Listed entries ->
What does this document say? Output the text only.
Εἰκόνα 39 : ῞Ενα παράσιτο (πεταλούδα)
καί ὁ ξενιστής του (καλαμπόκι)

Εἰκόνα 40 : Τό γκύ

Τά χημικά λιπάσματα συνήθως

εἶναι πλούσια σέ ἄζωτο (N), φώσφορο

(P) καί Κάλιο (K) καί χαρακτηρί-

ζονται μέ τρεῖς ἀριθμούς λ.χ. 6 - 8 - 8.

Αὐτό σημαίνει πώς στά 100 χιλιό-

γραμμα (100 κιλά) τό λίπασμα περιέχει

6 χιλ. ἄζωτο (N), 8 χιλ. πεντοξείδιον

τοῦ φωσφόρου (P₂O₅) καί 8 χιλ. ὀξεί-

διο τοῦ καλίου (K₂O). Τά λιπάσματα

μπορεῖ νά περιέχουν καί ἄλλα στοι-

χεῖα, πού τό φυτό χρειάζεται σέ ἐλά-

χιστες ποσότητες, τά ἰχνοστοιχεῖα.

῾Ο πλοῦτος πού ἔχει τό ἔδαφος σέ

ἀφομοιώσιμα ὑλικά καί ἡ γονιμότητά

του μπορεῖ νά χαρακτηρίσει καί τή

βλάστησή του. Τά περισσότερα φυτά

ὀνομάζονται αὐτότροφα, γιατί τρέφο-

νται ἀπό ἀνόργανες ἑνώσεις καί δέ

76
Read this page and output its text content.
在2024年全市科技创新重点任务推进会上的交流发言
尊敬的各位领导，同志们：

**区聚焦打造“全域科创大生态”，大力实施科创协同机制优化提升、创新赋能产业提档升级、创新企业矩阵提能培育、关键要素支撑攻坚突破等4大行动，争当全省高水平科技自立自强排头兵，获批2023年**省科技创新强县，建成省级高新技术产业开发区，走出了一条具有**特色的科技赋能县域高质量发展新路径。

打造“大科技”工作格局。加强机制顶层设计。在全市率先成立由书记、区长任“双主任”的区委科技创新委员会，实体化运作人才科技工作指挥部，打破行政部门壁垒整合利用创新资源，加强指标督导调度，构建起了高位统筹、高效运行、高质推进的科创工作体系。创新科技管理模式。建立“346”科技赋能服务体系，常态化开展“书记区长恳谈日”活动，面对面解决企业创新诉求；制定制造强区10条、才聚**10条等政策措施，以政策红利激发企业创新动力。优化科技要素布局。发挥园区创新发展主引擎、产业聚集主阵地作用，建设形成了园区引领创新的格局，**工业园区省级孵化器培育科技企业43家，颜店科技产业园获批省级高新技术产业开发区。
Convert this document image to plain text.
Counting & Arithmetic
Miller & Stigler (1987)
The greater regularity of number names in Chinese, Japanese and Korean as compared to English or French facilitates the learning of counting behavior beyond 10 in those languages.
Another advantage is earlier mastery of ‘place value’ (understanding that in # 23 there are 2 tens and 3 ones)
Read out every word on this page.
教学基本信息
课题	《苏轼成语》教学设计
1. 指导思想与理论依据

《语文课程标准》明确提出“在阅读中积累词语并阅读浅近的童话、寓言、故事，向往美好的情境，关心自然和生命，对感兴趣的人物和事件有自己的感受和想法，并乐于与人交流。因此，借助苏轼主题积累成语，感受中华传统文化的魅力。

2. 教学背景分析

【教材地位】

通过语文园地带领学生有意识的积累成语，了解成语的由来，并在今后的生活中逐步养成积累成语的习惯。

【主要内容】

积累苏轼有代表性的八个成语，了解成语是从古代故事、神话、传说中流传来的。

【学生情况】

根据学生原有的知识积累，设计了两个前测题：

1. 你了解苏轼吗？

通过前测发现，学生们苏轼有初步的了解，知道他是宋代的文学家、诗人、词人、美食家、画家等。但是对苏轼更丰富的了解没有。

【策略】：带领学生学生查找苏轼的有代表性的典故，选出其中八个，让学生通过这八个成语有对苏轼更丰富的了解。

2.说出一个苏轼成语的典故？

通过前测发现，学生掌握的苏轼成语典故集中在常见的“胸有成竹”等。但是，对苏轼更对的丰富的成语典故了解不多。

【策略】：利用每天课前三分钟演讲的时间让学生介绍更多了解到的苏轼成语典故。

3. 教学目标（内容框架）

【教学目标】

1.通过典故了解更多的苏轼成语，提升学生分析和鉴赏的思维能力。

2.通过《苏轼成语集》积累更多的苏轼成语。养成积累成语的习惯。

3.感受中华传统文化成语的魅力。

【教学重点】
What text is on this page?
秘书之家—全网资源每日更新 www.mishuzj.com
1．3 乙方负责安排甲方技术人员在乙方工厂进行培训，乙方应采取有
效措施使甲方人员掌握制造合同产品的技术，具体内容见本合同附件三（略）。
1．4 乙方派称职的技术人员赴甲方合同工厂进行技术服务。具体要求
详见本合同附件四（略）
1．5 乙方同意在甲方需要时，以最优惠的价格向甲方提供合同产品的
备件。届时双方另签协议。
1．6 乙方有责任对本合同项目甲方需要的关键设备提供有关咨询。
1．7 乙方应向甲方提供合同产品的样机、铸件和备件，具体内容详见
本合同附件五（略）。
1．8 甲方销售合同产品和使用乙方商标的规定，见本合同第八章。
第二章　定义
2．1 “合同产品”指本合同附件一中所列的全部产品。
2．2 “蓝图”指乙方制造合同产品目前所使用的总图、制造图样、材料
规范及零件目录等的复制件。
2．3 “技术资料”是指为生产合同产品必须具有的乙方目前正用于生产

Instruction -> Among the lines of the material above, how many include the string "page"? Report only that number.

Completed exercise -> 3